(Short problem):
Return every line of the data below that includes the string "Differentiated".
-- start --
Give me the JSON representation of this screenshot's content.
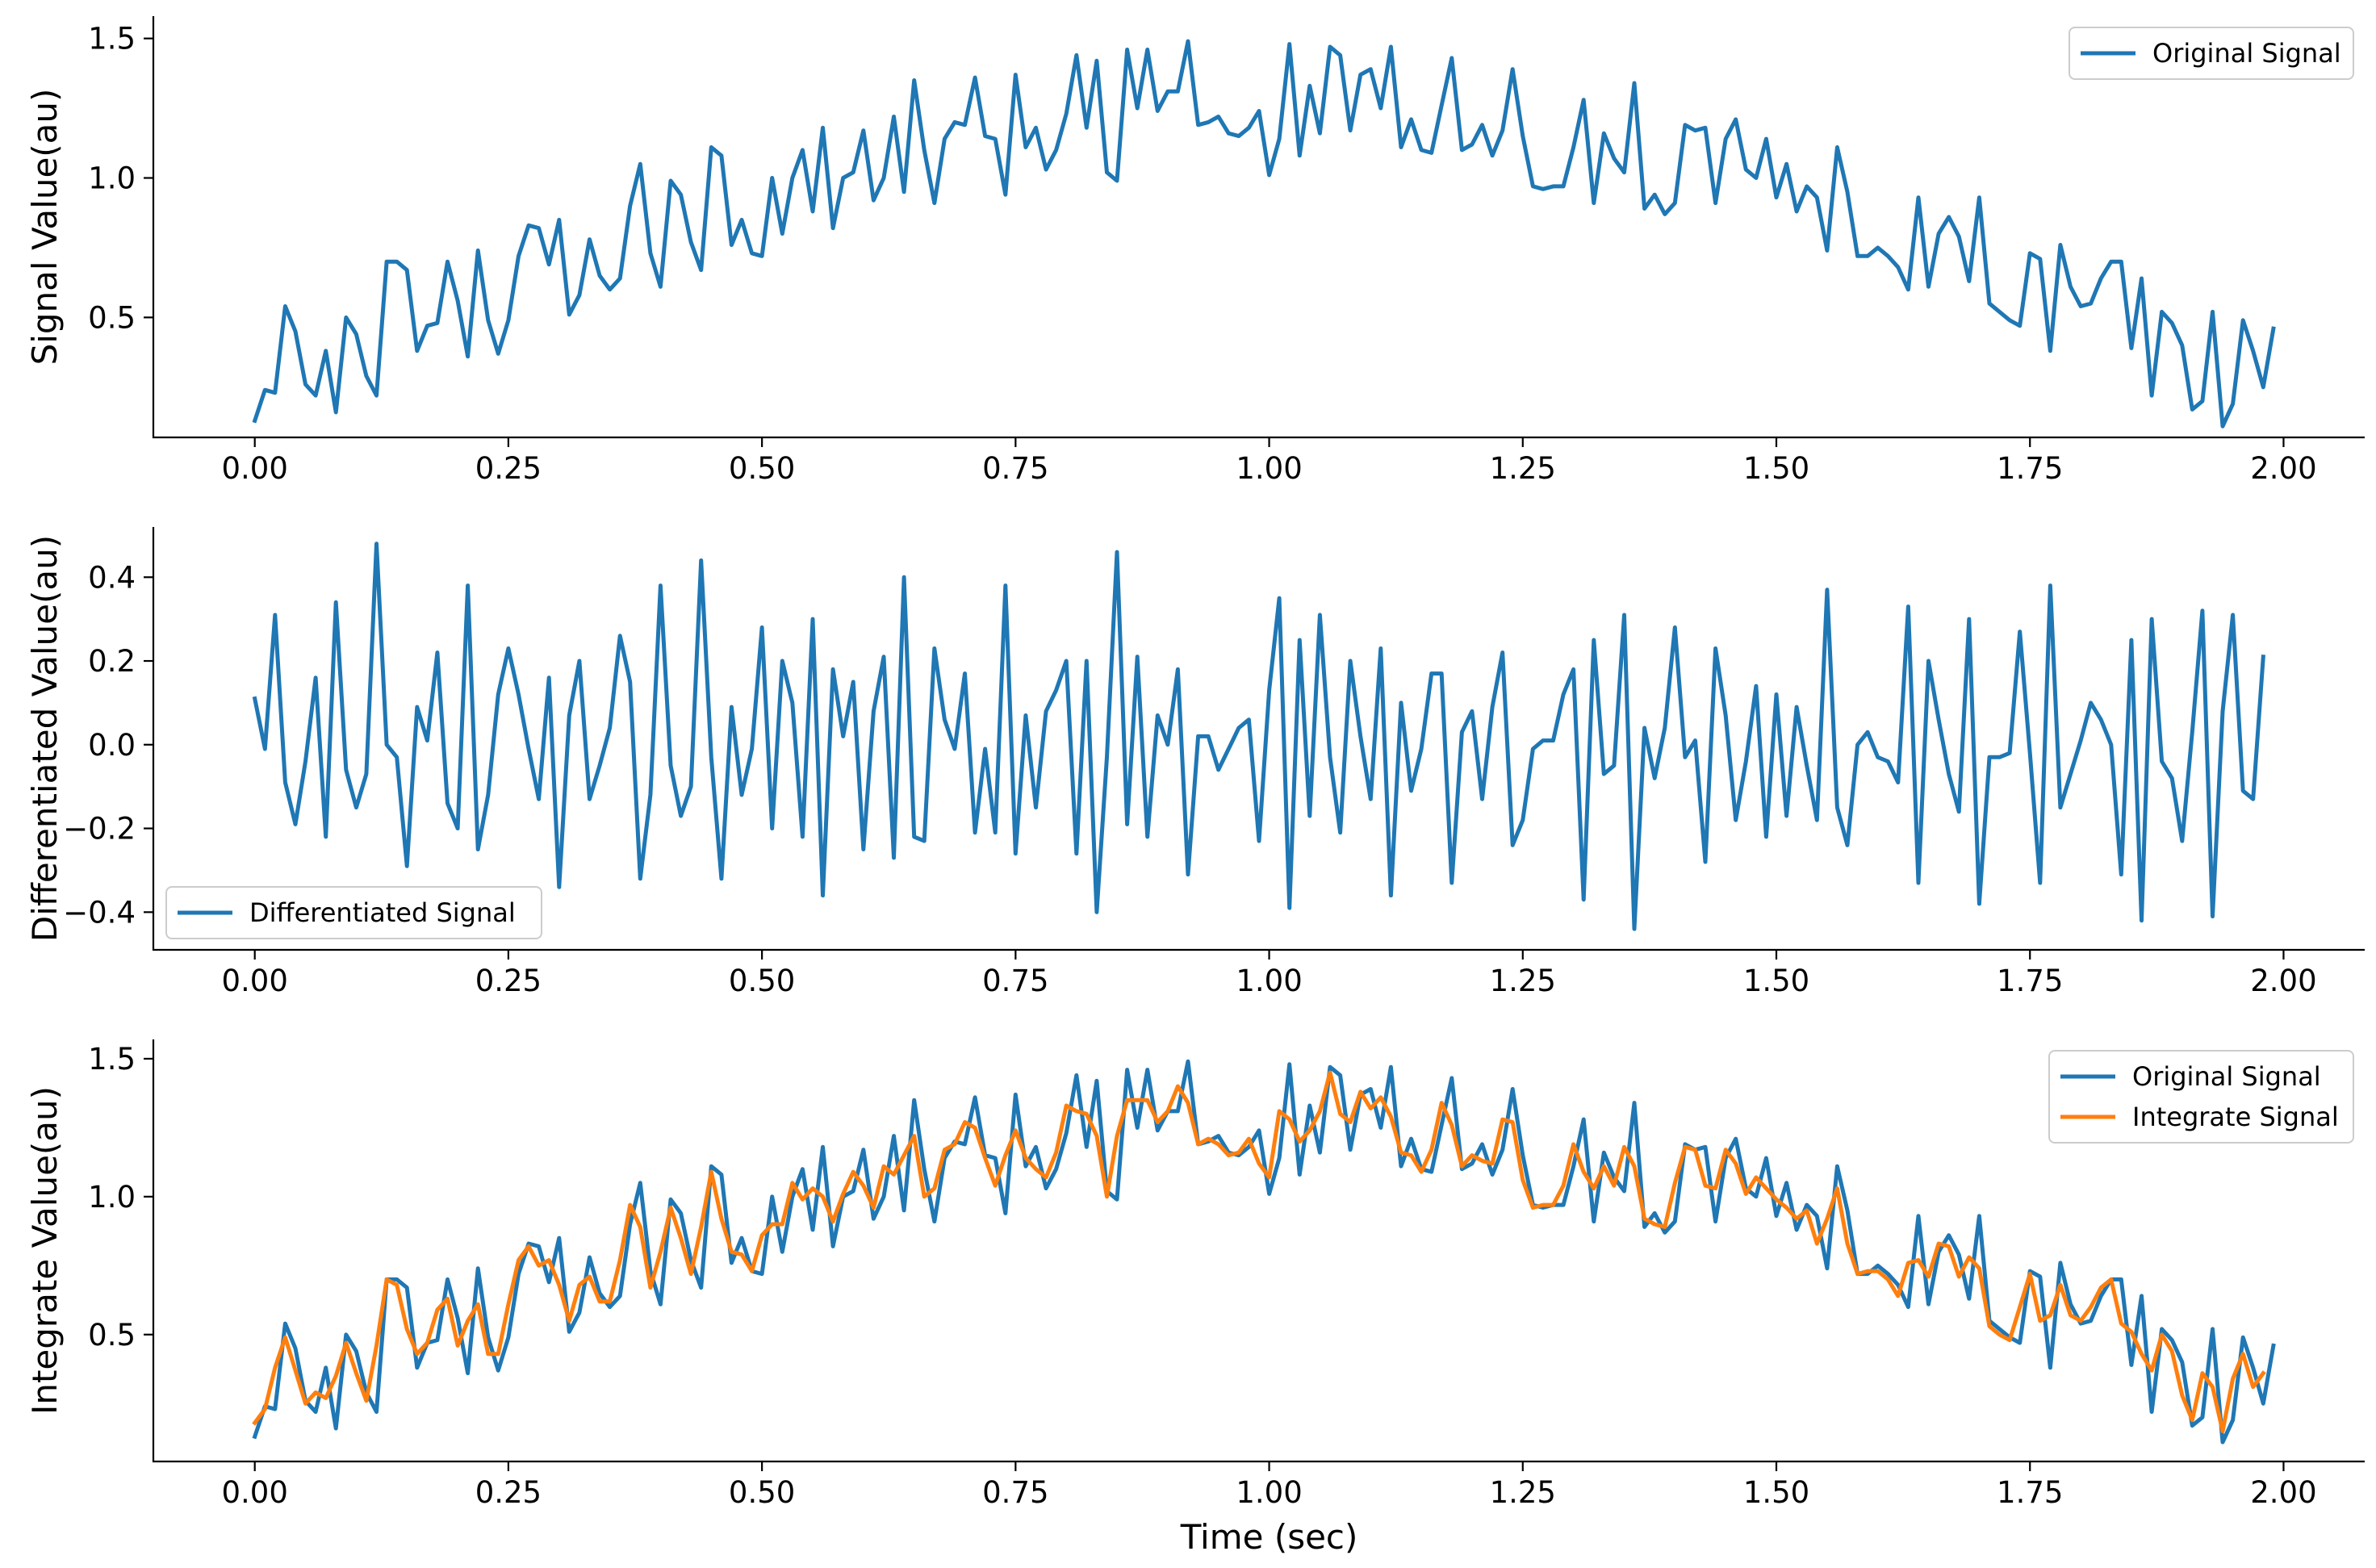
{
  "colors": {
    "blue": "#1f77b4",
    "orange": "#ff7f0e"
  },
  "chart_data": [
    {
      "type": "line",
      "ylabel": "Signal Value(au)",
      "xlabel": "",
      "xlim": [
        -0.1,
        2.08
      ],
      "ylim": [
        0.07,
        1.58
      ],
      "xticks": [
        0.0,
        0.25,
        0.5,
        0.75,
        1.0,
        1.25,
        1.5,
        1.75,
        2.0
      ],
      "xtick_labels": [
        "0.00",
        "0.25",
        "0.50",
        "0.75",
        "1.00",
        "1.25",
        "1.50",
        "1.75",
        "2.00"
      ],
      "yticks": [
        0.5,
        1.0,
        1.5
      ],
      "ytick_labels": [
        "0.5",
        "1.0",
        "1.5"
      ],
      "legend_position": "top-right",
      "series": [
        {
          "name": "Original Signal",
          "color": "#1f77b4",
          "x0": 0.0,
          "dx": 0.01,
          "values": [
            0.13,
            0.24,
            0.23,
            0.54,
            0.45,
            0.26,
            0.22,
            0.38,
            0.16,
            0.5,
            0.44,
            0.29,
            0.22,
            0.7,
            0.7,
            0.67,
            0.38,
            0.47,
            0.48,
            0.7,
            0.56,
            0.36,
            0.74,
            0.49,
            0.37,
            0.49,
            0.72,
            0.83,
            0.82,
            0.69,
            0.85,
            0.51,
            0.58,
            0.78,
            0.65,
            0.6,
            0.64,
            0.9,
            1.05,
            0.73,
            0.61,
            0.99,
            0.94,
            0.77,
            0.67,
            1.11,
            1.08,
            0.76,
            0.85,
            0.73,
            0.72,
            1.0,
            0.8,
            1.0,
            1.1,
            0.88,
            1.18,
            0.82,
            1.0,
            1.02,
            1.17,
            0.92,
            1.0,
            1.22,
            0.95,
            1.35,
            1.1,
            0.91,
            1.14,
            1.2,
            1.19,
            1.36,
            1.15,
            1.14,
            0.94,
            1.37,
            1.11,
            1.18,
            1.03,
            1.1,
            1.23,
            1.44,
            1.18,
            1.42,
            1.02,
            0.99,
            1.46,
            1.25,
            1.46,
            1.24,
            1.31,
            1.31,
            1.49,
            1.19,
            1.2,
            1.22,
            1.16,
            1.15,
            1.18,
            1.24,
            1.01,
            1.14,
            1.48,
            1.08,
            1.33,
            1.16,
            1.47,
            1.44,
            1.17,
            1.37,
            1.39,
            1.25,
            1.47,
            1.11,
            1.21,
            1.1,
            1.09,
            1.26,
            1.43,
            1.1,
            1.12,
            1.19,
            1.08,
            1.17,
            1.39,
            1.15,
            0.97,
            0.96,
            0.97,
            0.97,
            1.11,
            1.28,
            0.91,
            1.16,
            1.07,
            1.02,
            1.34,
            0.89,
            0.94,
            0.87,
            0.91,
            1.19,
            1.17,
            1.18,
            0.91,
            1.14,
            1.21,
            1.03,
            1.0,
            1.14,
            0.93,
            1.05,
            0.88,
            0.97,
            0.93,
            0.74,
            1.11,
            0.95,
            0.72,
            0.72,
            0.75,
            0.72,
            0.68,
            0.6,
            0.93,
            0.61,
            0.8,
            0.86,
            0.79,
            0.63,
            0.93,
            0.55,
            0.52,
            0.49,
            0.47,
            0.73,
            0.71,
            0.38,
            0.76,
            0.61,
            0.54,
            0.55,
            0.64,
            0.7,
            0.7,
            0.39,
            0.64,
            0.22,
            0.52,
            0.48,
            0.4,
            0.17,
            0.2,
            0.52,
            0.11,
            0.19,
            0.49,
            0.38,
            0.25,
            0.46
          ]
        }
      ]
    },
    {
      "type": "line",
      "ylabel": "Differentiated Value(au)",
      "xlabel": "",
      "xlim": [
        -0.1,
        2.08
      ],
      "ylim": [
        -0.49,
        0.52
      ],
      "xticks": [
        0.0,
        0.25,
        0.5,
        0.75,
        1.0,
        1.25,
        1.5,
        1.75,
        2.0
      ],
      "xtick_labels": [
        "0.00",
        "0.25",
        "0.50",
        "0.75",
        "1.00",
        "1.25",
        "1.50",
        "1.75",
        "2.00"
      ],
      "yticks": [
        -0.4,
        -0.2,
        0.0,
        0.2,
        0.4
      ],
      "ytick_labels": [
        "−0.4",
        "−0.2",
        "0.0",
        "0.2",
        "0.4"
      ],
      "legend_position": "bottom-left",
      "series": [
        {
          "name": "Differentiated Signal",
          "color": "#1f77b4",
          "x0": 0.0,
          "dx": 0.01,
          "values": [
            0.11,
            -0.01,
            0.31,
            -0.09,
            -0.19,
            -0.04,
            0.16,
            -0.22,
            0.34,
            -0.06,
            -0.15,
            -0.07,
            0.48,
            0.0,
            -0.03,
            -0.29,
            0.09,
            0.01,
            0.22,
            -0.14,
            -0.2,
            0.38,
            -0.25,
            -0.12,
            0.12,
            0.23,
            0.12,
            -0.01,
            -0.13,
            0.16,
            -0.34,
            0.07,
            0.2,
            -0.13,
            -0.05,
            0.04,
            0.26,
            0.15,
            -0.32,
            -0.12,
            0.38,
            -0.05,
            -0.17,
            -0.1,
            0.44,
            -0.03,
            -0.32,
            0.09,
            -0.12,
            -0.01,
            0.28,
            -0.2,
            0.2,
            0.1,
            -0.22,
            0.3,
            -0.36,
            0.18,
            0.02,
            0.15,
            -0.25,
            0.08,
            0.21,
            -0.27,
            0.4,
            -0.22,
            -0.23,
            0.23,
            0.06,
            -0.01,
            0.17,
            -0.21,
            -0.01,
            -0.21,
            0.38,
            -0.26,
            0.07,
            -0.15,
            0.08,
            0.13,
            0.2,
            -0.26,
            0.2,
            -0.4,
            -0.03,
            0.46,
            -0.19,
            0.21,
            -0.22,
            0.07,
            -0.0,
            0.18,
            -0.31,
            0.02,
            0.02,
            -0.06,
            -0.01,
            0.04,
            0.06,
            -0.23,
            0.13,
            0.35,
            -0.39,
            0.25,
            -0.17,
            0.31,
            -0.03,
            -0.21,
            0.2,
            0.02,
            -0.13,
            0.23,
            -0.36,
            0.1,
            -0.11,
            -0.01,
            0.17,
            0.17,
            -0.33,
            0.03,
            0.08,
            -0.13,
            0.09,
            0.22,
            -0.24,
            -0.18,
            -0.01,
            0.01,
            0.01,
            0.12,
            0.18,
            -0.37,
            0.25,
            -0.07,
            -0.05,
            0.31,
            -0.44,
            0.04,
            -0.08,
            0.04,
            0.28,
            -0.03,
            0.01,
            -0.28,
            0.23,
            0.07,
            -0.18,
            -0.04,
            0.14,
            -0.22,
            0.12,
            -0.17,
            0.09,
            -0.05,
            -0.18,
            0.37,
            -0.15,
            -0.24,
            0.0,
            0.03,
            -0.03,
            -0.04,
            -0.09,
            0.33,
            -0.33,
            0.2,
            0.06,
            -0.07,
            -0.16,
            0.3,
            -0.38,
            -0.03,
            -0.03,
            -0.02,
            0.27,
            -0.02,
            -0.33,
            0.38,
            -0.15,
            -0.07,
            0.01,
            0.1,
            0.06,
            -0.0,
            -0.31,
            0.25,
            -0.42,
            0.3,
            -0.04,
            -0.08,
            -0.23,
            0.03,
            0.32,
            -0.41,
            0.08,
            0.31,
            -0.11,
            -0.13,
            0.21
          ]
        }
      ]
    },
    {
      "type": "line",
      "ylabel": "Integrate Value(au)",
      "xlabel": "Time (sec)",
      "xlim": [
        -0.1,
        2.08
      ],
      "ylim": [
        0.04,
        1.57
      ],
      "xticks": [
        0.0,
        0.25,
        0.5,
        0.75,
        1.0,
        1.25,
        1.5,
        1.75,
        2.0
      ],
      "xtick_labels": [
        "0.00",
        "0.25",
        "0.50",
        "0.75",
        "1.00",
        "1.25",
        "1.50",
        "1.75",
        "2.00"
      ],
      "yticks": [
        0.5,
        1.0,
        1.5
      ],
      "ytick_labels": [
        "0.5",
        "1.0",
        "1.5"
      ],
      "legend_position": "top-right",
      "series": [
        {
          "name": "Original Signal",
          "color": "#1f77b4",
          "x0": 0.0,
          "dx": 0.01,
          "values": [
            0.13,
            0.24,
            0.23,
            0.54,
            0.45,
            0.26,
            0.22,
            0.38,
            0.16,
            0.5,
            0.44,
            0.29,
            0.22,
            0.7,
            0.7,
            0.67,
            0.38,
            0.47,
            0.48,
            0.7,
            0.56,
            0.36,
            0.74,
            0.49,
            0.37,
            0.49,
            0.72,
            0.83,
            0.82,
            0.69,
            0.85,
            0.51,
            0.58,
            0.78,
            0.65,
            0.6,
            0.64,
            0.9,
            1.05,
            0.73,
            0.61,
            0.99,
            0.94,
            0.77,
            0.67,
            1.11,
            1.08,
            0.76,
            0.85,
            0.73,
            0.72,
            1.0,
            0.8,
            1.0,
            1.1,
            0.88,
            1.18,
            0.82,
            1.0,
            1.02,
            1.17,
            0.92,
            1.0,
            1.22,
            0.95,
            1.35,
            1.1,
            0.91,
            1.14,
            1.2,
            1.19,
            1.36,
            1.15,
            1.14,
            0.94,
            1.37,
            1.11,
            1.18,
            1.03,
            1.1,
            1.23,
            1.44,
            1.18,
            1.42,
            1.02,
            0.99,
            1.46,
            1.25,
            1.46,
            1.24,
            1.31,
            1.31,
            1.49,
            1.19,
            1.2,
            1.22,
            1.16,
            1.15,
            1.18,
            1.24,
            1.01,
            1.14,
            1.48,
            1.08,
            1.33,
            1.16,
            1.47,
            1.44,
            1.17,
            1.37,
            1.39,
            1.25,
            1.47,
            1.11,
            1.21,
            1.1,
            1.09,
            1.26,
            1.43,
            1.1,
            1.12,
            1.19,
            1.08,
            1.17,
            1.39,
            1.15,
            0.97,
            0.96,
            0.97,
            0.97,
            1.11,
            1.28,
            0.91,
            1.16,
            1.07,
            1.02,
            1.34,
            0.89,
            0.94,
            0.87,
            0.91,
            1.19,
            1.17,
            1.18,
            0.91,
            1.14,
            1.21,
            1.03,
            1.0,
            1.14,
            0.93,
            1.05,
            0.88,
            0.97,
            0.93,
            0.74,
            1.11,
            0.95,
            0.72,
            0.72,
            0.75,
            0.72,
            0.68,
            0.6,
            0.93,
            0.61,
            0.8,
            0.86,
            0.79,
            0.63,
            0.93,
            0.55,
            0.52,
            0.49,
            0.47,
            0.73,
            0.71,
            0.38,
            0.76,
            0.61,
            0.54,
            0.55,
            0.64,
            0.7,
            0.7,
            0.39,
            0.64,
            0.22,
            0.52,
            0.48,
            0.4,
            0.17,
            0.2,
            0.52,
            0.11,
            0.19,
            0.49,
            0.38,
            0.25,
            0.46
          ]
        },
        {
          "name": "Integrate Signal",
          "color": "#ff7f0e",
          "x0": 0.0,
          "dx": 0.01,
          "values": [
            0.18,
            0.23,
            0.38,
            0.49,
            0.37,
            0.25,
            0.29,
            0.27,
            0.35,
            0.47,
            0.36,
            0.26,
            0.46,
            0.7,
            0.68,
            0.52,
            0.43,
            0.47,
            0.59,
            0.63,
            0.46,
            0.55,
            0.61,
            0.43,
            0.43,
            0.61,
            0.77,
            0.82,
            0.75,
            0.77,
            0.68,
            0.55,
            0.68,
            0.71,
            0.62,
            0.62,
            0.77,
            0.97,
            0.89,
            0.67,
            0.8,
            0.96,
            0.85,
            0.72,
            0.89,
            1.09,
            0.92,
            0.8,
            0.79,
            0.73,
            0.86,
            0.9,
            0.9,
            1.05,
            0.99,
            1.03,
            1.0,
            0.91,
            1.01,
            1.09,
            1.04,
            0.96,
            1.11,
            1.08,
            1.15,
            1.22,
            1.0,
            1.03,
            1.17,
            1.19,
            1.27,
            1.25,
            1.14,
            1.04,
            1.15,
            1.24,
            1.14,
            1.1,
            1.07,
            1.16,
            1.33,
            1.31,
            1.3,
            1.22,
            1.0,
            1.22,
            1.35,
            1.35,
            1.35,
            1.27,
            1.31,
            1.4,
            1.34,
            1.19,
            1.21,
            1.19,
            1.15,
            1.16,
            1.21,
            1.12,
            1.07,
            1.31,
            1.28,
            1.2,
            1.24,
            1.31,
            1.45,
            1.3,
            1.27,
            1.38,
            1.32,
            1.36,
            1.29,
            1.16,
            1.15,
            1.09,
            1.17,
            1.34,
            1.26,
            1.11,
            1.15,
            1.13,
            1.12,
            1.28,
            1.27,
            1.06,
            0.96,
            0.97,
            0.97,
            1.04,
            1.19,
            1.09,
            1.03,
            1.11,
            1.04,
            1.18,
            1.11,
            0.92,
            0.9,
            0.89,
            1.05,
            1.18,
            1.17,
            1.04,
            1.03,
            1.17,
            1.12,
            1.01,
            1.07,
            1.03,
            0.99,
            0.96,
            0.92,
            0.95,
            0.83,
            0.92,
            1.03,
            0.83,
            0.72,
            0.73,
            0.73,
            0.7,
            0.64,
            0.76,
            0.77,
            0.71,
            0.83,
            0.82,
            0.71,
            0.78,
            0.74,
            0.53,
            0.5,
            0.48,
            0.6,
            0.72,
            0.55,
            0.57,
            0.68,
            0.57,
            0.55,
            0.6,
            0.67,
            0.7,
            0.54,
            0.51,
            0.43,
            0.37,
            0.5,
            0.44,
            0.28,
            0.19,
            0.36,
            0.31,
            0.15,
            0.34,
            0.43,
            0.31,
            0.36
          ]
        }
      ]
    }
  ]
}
-- end --
(Correct response):
      "ylabel": "Differentiated Value(au)",
          "name": "Differentiated Signal",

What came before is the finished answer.